**RECORDS TO PROCESS**
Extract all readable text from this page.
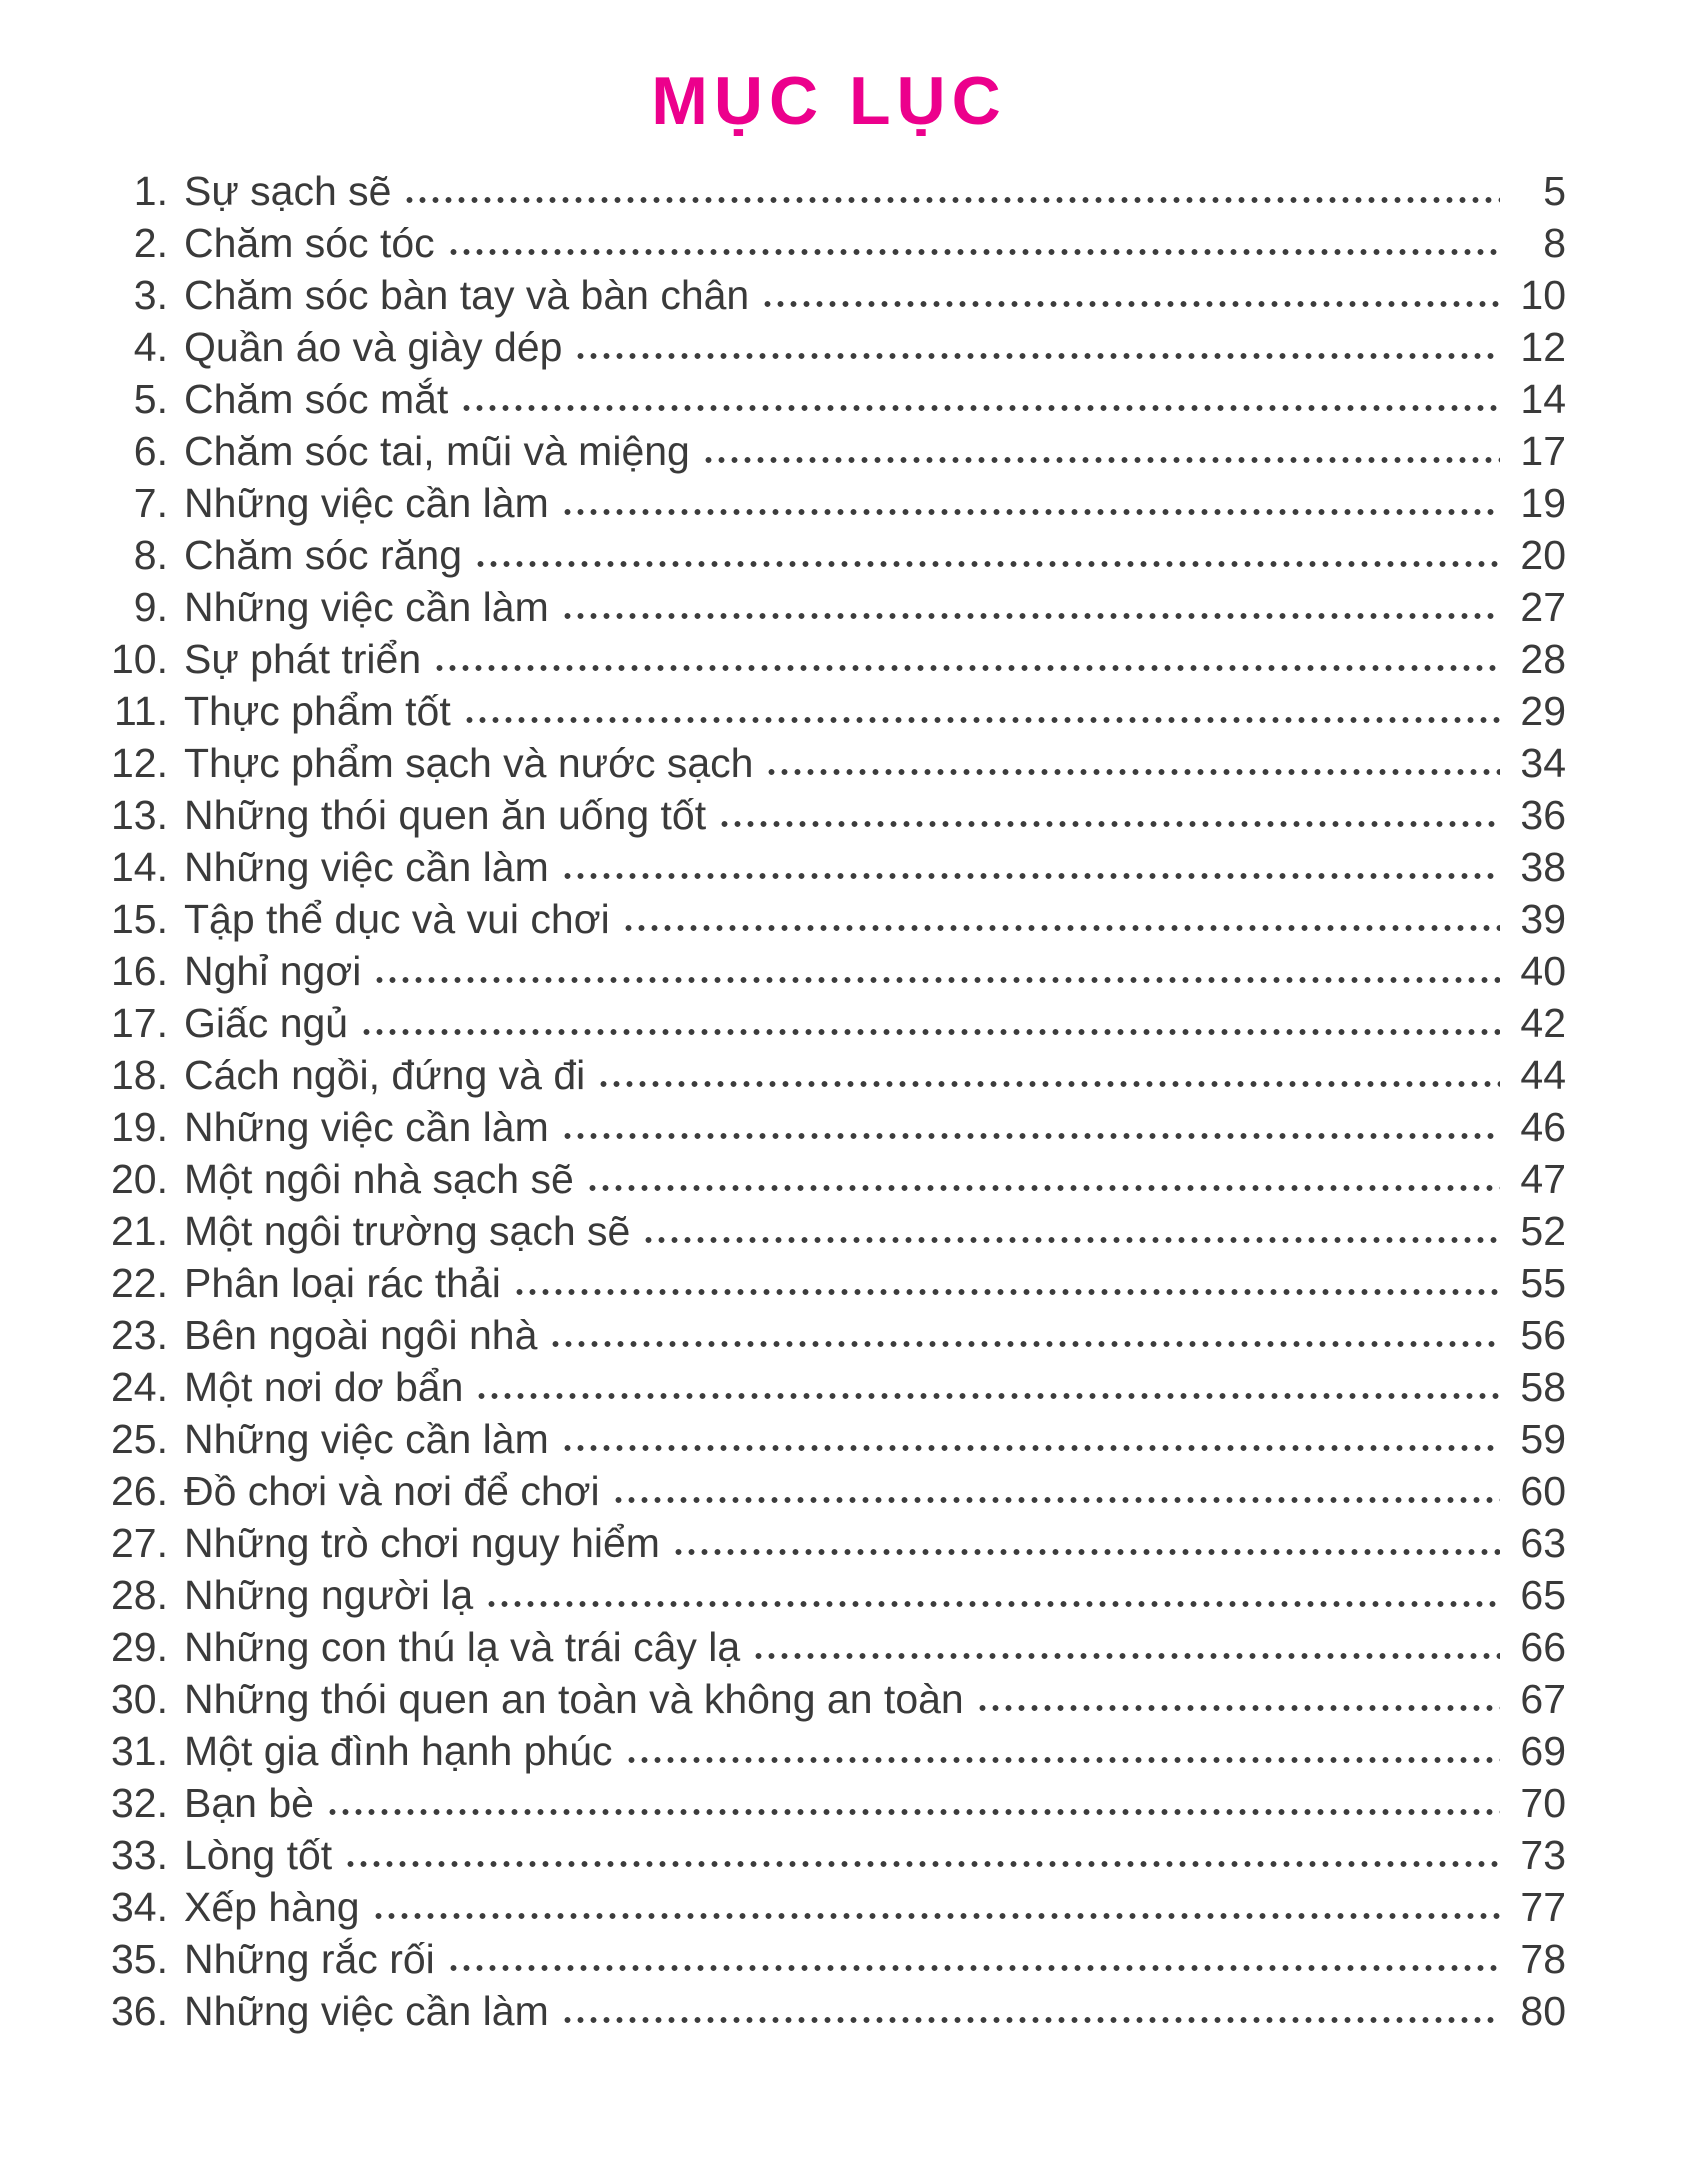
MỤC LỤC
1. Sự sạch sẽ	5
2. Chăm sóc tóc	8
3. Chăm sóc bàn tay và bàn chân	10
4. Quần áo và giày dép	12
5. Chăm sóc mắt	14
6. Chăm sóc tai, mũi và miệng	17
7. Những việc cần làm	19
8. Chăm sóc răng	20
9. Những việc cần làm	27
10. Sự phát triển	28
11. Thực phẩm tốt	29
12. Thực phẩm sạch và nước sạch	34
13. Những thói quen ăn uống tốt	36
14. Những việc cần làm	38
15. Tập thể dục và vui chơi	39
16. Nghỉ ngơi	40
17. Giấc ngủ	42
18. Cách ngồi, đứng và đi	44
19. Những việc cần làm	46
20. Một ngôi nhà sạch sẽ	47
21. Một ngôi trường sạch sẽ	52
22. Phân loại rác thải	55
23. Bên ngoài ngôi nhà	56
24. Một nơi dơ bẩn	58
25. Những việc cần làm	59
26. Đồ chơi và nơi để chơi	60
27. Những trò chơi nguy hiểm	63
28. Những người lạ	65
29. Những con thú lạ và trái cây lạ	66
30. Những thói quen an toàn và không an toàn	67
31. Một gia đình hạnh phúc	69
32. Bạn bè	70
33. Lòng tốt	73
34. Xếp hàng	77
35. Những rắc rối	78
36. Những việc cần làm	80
==
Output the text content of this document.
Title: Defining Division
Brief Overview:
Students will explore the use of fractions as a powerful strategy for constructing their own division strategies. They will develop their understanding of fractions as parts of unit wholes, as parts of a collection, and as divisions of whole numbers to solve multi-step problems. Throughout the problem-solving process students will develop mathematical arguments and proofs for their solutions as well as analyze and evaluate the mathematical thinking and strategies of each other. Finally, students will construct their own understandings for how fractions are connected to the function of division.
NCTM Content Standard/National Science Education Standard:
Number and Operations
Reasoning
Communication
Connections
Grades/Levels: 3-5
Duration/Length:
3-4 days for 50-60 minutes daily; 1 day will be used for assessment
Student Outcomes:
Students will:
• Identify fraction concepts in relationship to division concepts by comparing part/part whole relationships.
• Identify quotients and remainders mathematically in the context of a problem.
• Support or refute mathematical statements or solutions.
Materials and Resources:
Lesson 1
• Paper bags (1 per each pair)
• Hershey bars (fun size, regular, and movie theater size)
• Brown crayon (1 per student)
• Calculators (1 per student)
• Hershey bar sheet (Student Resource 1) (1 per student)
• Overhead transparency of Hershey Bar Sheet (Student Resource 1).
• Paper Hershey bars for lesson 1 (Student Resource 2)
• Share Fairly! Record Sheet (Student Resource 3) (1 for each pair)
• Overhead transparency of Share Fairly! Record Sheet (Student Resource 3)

**EXERCISE INSTRUCTIONS**
Return nothing except the number of lines that include the string "Share".

**EXERCISE ANSWER**
2